TEXT SHOWN |
╭──

How To Go About Transitioning

So here’s the background and the story –

I am the foster parent for two young children (ages 2 and 3) throughout the last year and a half. Termination of parental rights is set for April. I have a good relationship with their mother and I’m able to facilitate her visits with the kids even though the agency would say no (don’t tell anyone). Their fathers are not in the picture of their own choosing. Their mom now lives about an hour from me. She is originally from California and I’m in Kansas. Their mom has family (an aunt) in California who would take the children in, if the mom’s rights are terminated. This aunt tried to obtain possession of the children, when they were first taken into foster care. At that time the goal was reunification with their mom. Therefore, the agency didn’t want to move them that far away from their mom.

Their mom wants to do whatever is best for her kids and has said she is fine with them living either with me or with the aunt, if she can’t get custody of her children. So here’s my question, would the kids be better off living with their biological family, even though they’ve never met their aunt and would have to move away from their mom or with me, the place they know as home currently and where they can still be around their mom?

I love them and would definitely keep them – if I need to – but I don’t want to do that, if it is in any way putting myself above them. They have had a lot of trauma, from being moved around a lot in foster care, before they came to me and they really struggle with being away from me, even for short periods. That has always made me worry about them with regard to having to move again, but I’ve thought maybe I could go with them and stay in California for a week or so, if they do move and we could do a transition – to make this change less of a traumatic issue. Is that enough? Also, they are bi-racial and I am mostly white. Though one does have Native American and I do as well, they are dark skinned, where as I am not.

 I have heard through the caseworker that the aunt has adopted other children within her family – so I’m going on the assumption that it’s a stable home with some trauma background.

Another woman, who is both an adoptive and a foster parent replies –

Long term, yes, it will be better for them to be with their family. Genetic and racial mirrors are both vitally important. They are very little, so while it may be a hard transition, they will be okay. I would see if you can start video chats with the family in California now, so that the kids can get familiar with them. But absolutely, you need to make the child welfare workers aware that you want the aunt to adopt. They need to start the ICPC process now – if this hasn’t happened already because it can take several months to complete. And the sooner these kids can get to the aunt the better.

The ICPC is The Interstate Compact on the Placement of Children. The purpose of ICPC is to ensure that children placed out of their home state receive the same protections and services that would be provided if they remained in their home state.

2 thoughts on “How To Go About Transitioning

  1. Never easy is it? I would tend to say if mum is in the picture at all, then children stay close to her, even if that means staying with non-family. If those children have already been through several break-ups, then putting them through another one would be hard. This really is a devil’s advocate one though isn’t it? Prayers for all involved. Blessings J x


    1. That was my own thought too. However, could not the mom move to be closer to the aunt, if she has the children ? I believe that would be the operative expectation here, since the mom already moved once from California to be near the children in Kansas. There is probably much more to these children’s story, Joy, that we have available to us at the moment. I believe the foster care mother’s plan to ease the transition is probably the most practical. And . . . since she is in contact with the mom ? Maybe the mom could make the trip with them. Probably slightly illegal if the termination has occurred but the best interests of the child are often skewed by the legal system.

╰──

SUPPLIED INFORMATION |
╭──

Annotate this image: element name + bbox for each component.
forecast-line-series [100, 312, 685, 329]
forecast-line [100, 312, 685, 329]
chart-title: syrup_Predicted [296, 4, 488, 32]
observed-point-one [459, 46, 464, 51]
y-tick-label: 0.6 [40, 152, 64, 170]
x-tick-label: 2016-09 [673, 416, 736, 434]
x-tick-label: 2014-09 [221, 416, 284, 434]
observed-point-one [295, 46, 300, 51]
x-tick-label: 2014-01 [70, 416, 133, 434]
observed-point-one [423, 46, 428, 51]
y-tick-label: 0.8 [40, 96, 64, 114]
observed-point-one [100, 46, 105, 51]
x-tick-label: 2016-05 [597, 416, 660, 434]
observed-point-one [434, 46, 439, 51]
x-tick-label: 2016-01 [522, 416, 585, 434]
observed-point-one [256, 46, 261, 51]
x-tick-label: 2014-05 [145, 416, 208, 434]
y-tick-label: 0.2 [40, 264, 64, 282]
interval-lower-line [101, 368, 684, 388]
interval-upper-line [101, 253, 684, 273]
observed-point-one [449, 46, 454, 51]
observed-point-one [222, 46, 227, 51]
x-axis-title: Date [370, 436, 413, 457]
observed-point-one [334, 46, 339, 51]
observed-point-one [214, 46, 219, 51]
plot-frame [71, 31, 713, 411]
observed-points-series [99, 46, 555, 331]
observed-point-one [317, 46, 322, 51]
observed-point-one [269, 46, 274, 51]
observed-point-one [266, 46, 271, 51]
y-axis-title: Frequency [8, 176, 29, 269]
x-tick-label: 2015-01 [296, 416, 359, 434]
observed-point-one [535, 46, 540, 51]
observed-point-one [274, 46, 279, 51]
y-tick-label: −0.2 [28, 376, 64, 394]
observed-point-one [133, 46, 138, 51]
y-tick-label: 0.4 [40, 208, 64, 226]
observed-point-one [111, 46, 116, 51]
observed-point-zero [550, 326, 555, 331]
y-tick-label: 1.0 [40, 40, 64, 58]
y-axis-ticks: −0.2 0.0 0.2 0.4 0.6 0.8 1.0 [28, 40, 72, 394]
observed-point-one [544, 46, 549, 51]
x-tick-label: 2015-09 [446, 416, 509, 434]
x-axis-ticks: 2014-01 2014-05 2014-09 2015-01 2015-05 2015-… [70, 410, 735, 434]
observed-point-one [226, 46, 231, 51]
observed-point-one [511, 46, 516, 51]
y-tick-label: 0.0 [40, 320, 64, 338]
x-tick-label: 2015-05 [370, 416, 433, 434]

╰──

TASK SET |
1. In the post about transitioning foster children, list every step that the reply from the adoptive and foster parent says should be taken.
2. According to the post about transitioning foster children, what does ICPC stand for?
The records have nothing to do with the post about transitioning foster children.

PER-TASK ANSWERS |
1.
- Start video chats with the family in California now so the kids can get familiar with them.
- Make the child welfare workers aware that the foster parent wants the aunt to adopt.
- Start the ICPC process now, if it hasn't already begun, because it can take several months.
- Get the kids to the aunt as soon as possible.

2. The Interstate Compact on the Placement of Children.